Saved entries –
________________________

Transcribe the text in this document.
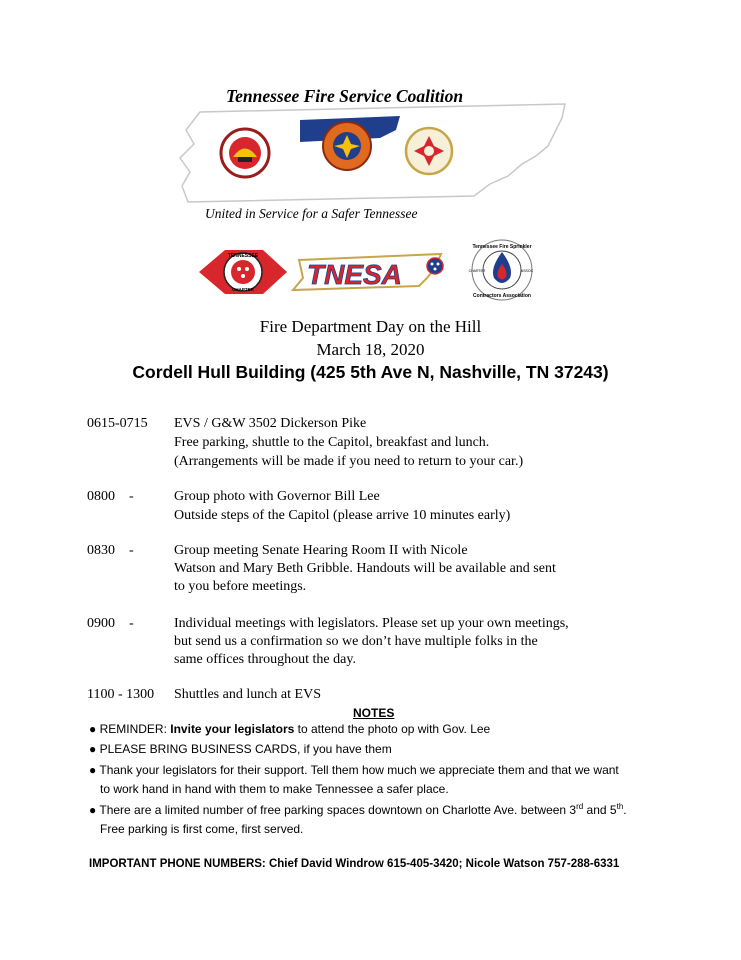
Tennessee Fire Service Coalition
United in Service for a Safer Tennessee
TENNESSEE
CHAPTER TNESA
Tennessee Fire Sprinkler
Contractors Association
CHARTER	ASSOC
Fire Department Day on the Hill
March 18, 2020
Cordell Hull Building (425 5th Ave N, Nashville, TN 37243)
0615-0715 EVS / G&W 3502 Dickerson Pike
Free parking, shuttle to the Capitol, breakfast and lunch.
(Arrangements will be made if you need to return to your car.)
0800    -	Group photo with Governor Bill Lee
Outside steps of the Capitol (please arrive 10 minutes early)
0830    -	Group meeting Senate Hearing Room II with Nicole
Watson and Mary Beth Gribble. Handouts will be available and sent
to you before meetings.
0900    -	Individual meetings with legislators. Please set up your own meetings,
but send us a confirmation so we don’t have multiple folks in the
same offices throughout the day.
1100 - 1300 Shuttles and lunch at EVS
NOTES
● REMINDER: Invite your legislators to attend the photo op with Gov. Lee
● PLEASE BRING BUSINESS CARDS, if you have them
● Thank your legislators for their support. Tell them how much we appreciate them and that we want
to work hand in hand with them to make Tennessee a safer place.
● There are a limited number of free parking spaces downtown on Charlotte Ave. between 3rd and 5th.
Free parking is first come, first served.
IMPORTANT PHONE NUMBERS: Chief David Windrow 615-405-3420; Nicole Watson 757-288-6331
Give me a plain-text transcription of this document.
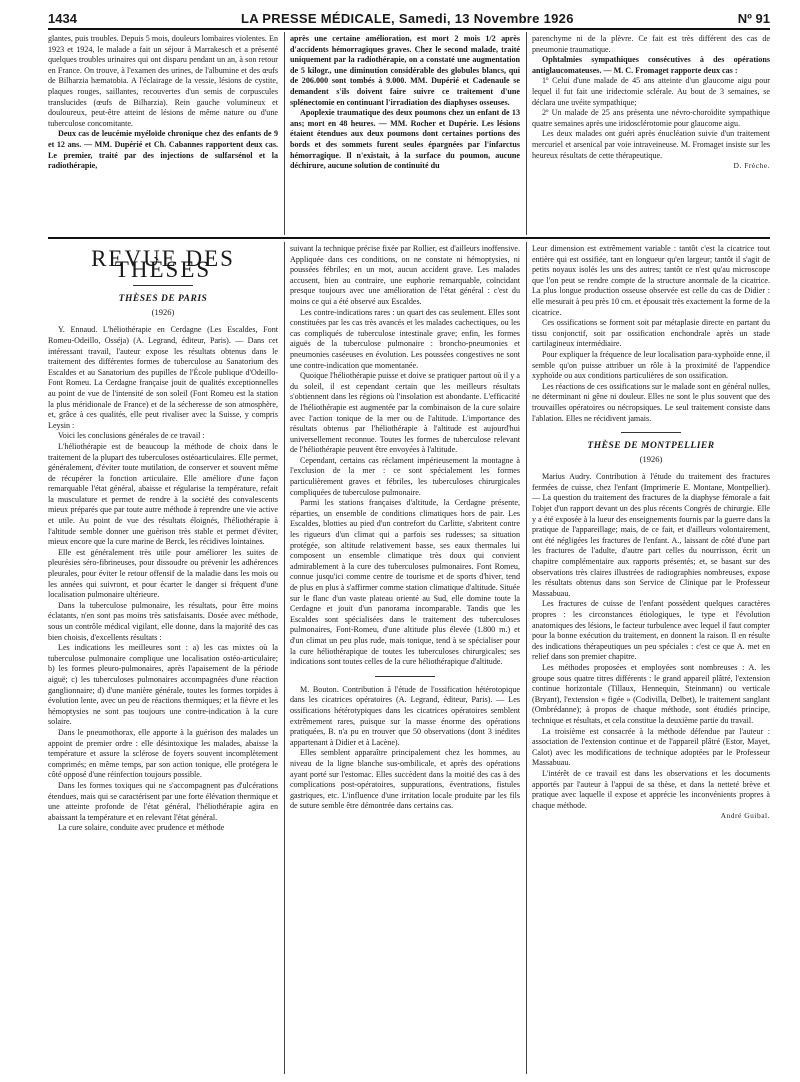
1434	LA PRESSE MÉDICALE, Samedi, 13 Novembre 1926	Nº 91

glantes, puis troubles. Depuis 5 mois, douleurs lombaires violentes. En 1923 et 1924, le malade a fait un séjour à Marrakesch et a présenté quelques troubles urinaires qui ont disparu pendant un an, à son retour en France. On trouve, à l'examen des urines, de l'albumine et des œufs de Bilharzia hæmatobia. A l'éclairage de la vessie, lésions de cystite, plaques rouges, saillantes, recouvertes d'un semis de corpuscules translucides (œufs de Bilharzia). Rein gauche volumineux et douloureux, peut-être atteint de lésions de même nature ou d'une tuberculose concomitante.

Deux cas de leucémie myéloïde chronique chez des enfants de 9 et 12 ans. — MM. Dupérié et Ch. Cabannes rapportent deux cas. Le premier, traité par des injections de sulfarsénol et la radiothérapie,

après une certaine amélioration, est mort 2 mois 1/2 après d'accidents hémorragiques graves. Chez le second malade, traité uniquement par la radiothérapie, on a constaté une augmentation de 5 kilogr., une diminution considérable des globules blancs, qui de 206.000 sont tombés à 9.000. MM. Dupérié et Cadenaule se demandent s'ils doivent faire suivre ce traitement d'une splénectomie en continuant l'irradiation des diaphyses osseuses.

Apoplexie traumatique des deux poumons chez un enfant de 13 ans; mort en 48 heures. — MM. Rocher et Dupérie. Les lésions étaient étendues aux deux poumons dont certaines portions des bords et des sommets furent seules épargnées par l'infarctus hémorragique. Il n'existait, à la surface du poumon, aucune déchirure, aucune solution de continuité du

parenchyme ni de la plèvre. Ce fait est très différent des cas de pneumonie traumatique.

Ophtalmies sympathiques consécutives à des opérations antiglaucomateuses. — M. C. Fromaget rapporte deux cas :

1º Celui d'une malade de 45 ans atteinte d'un glaucome aigu pour lequel il fut fait une iridectomie sclérale. Au bout de 3 semaines, se déclara une uvéite sympathique;

2º Un malade de 25 ans présenta une névro-choroïdite sympathique quatre semaines après une iridosclérotomie pour glaucome aigu.

Les deux malades ont guéri après énucléation suivie d'un traitement mercuriel et arsenical par voie intraveineuse. M. Fromaget insiste sur les heureux résultats de cette thérapeutique.

D. Frèche.
REVUE DES THÈSES
THÈSES DE PARIS
(1926)

Y. Ennaud. L'héliothérapie en Cerdagne (Les Escaldes, Font Romeu-Odeillo, Osséja) (A. Legrand, éditeur, Paris). — Dans cet intéressant travail, l'auteur expose les résultats obtenus dans le traitement des différentes formes de tuberculose au Sanatorium des Escaldes et au Sanatorium des pupilles de l'École publique d'Odeillo-Font Romeu. La Cerdagne française jouit de qualités exceptionnelles au point de vue de l'intensité de son soleil (Font Romeu est la station la plus méridionale de France) et de la sécheresse de son atmosphère, et, grâce à ces qualités, elle peut rivaliser avec la Suisse, y compris Leysin :

Voici les conclusions générales de ce travail :

L'héliothérapie est de beaucoup la méthode de choix dans le traitement de la plupart des tuberculoses ostéoarticulaires. Elle permet, généralement, d'éviter toute mutilation, de conserver et souvent même de récupérer la fonction articulaire. Elle améliore d'une façon remarquable l'état général, abaisse et régularise la température, refait la musculature et permet de rendre à la société des convalescents mieux préparés que par toute autre méthode à reprendre une vie active et utile. Au point de vue des résultats éloignés, l'héliothérapie à l'altitude semble donner une guérison très stable et permet d'éviter, mieux encore que la cure marine de Berck, les récidives lointaines.

Elle est généralement très utile pour améliorer les suites de pleurésies séro-fibrineuses, pour dissoudre ou prévenir les adhérences pleurales, pour éviter le retour offensif de la maladie dans les mois ou les années qui suivront, et pour écarter le danger si fréquent d'une localisation pulmonaire ultérieure.

Dans la tuberculose pulmonaire, les résultats, pour être moins éclatants, n'en sont pas moins très satisfaisants. Dosée avec méthode, sous un contrôle médical vigilant, elle donne, dans la majorité des cas bien choisis, d'excellents résultats :

Les indications les meilleures sont : a) les cas mixtes où la tuberculose pulmonaire complique une localisation ostéo-articulaire; b) les formes pleuro-pulmonaires, après l'apaisement de la période aiguë; c) les tuberculoses pulmonaires accompagnées d'une réaction ganglionnaire; d) d'une manière générale, toutes les formes torpides à évolution lente, avec un peu de réactions thermiques; et la fièvre et les hémoptysies ne sont pas toujours une contre-indication à la cure solaire.

Dans le pneumothorax, elle apporte à la guérison des malades un appoint de premier ordre : elle désintoxique les malades, abaisse la température et assure la sclérose de foyers souvent incomplètement comprimés; en même temps, par son action tonique, elle protégera le côté opposé d'une réinfection toujours possible.

Dans les formes toxiques qui ne s'accompagnent pas d'ulcérations étendues, mais qui se caractérisent par une forte élévation thermique et une atteinte profonde de l'état général, l'héliothérapie agira en abaissant la température et en relevant l'état général.

La cure solaire, conduite avec prudence et méthode

suivant la technique précise fixée par Rollier, est d'ailleurs inoffensive. Appliquée dans ces conditions, on ne constate ni hémoptysies, ni poussées fébriles; en un mot, aucun accident grave. Les malades accusent, bien au contraire, une euphorie remarquable, coïncidant presque toujours avec une amélioration de l'état général : c'est du moins ce qui a été observé aux Escaldes.

Les contre-indications rares : un quart des cas seulement. Elles sont constituées par les cas très avancés et les malades cachectiques, ou les cas compliqués de tuberculose intestinale grave; enfin, les formes aiguës de la tuberculose pulmonaire : broncho-pneumonies et pneumonies caséeuses en évolution. Les poussées congestives ne sont une contre-indication que momentanée.

Quoique l'héliothérapie puisse et doive se pratiquer partout où il y a du soleil, il est cependant certain que les meilleurs résultats s'obtiennent dans les régions où l'insolation est abondante. L'efficacité de l'héliothérapie est augmentée par la combinaison de la cure solaire avec l'action tonique de la mer ou de l'altitude. L'importance des résultats obtenus par l'héliothérapie à l'altitude est aujourd'hui universellement reconnue. Toutes les formes de tuberculose relevant de l'héliothérapie peuvent être envoyées à l'altitude.

Cependant, certains cas réclament impérieusement la montagne à l'exclusion de la mer : ce sont spécialement les formes particulièrement graves et fébriles, les tuberculoses chirurgicales compliquées de tuberculose pulmonaire.

Parmi les stations françaises d'altitude, la Cerdagne présente, réparties, un ensemble de conditions climatiques hors de pair. Les Escaldes, blotties au pied d'un contrefort du Carlitte, s'abritent contre les rigueurs d'un climat qui a parfois ses rudesses; sa situation protégée, son altitude relativement basse, ses eaux thermales lui composent un ensemble climatique très doux qui convient admirablement à la cure des tuberculoses pulmonaires. Font Romeu, connue jusqu'ici comme centre de tourisme et de sports d'hiver, tend de plus en plus à s'affirmer comme station climatique d'altitude. Située sur le flanc d'un vaste plateau orienté au Sud, elle domine toute la Cerdagne et jouit d'un panorama incomparable. Tandis que les Escaldes sont spécialisées dans le traitement des tuberculoses pulmonaires, Font-Romeu, d'une altitude plus élevée (1.800 m.) et d'un climat un peu plus rude, mais tonique, tend à se spécialiser pour la cure héliothérapique de toutes les tuberculoses chirurgicales; ses indications sont toutes celles de la cure héliothérapique d'altitude.

M. Bouton. Contribution à l'étude de l'ossification hétérotopique dans les cicatrices opératoires (A. Legrand, éditeur, Paris). — Les ossifications hétérotypiques dans les cicatrices opératoires semblent extrêmement rares, puisque sur la masse énorme des opérations pratiquées, B. n'a pu en trouver que 50 observations (dont 3 inédites appartenant à Didier et à Lacène).

Elles semblent apparaître principalement chez les hommes, au niveau de la ligne blanche sus-ombilicale, et après des opérations ayant porté sur l'estomac. Elles succèdent dans la moitié des cas à des complications post-opératoires, suppurations, éventrations, fistules gastriques, etc. L'influence d'une irritation locale produite par les fils de suture semble être démontrée dans certains cas.

Leur dimension est extrêmement variable : tantôt c'est la cicatrice tout entière qui est ossifiée, tant en longueur qu'en largeur; tantôt il s'agit de petits noyaux isolés les uns des autres; tantôt ce n'est qu'au microscope que l'on peut se rendre compte de la structure anormale de la cicatrice. La plus longue production osseuse observée est celle du cas de Didier : elle mesurait à peu près 10 cm. et épousait très exactement la forme de la cicatrice.

Ces ossifications se forment soit par métaplasie directe en partant du tissu conjonctif, soit par ossification enchondrale après un stade cartilagineux intermédiaire.

Pour expliquer la fréquence de leur localisation para-xyphoïde enne, il semble qu'on puisse attribuer un rôle à la proximité de l'appendice xyphoïde ou aux conditions particulières de son ossification.

Les réactions de ces ossifications sur le malade sont en général nulles, ne déterminant ni gêne ni douleur. Elles ne sont le plus souvent que des trouvailles opératoires ou nécropsiques. Le seul traitement consiste dans l'ablation. Elles ne récidivent jamais.

THÈSE DE MONTPELLIER
(1926)

Marius Audry. Contribution à l'étude du traitement des fractures fermées de cuisse, chez l'enfant (Imprimerie E. Montane, Montpellier). — La question du traitement des fractures de la diaphyse fémorale a fait l'objet d'un rapport devant un des plus récents Congrès de chirurgie. Elle y a été exposée à la lueur des enseignements fournis par la guerre dans la pratique de l'appareillage; mais, de ce fait, et d'ailleurs volontairement, ont été négligées les fractures de l'enfant. A., laissant de côté d'une part les fractures de l'adulte, d'autre part celles du nourrisson, écrit un chapitre complémentaire aux rapports présentés; et, se basant sur des observations très claires illustrées de radiographies nombreuses, expose les résultats obtenus dans son Service de Clinique par le Professeur Massabuau.

Les fractures de cuisse de l'enfant possèdent quelques caractères propres : les circonstances étiologiques, le type et l'évolution anatomiques des lésions, le facteur turbulence avec lequel il faut compter pour la bonne exécution du traitement, en donnent la raison. Il en résulte des indications thérapeutiques un peu spéciales : c'est ce que A. met en relief dans son premier chapitre.

Les méthodes proposées et employées sont nombreuses : A. les groupe sous quatre titres différents : le grand appareil plâtré, l'extension continue horizontale (Tillaux, Hennequin, Steinmann) ou verticale (Bryant), l'extension « figée » (Codivilla, Delbet), le traitement sanglant (Ombrédanne); à propos de chaque méthode, sont étudiés principe, technique et résultats, et cela constitue la deuxième partie du travail.

La troisième est consacrée à la méthode défendue par l'auteur : association de l'extension continue et de l'appareil plâtré (Estor, Mayet, Calot) avec les modifications de technique adoptées par le Professeur Massabuau.

L'intérêt de ce travail est dans les observations et les documents apportés par l'auteur à l'appui de sa thèse, et dans la netteté brève et pratique avec laquelle il expose et apprécie les inconvénients propres à chaque méthode.

André Guibal.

________________________

Prompt –
Choose all lines containing the string "meetings" and copy them out.

Response to this exercise –
to you before meetings.
0900    -	Individual meetings with legislators. Please set up your own meetings,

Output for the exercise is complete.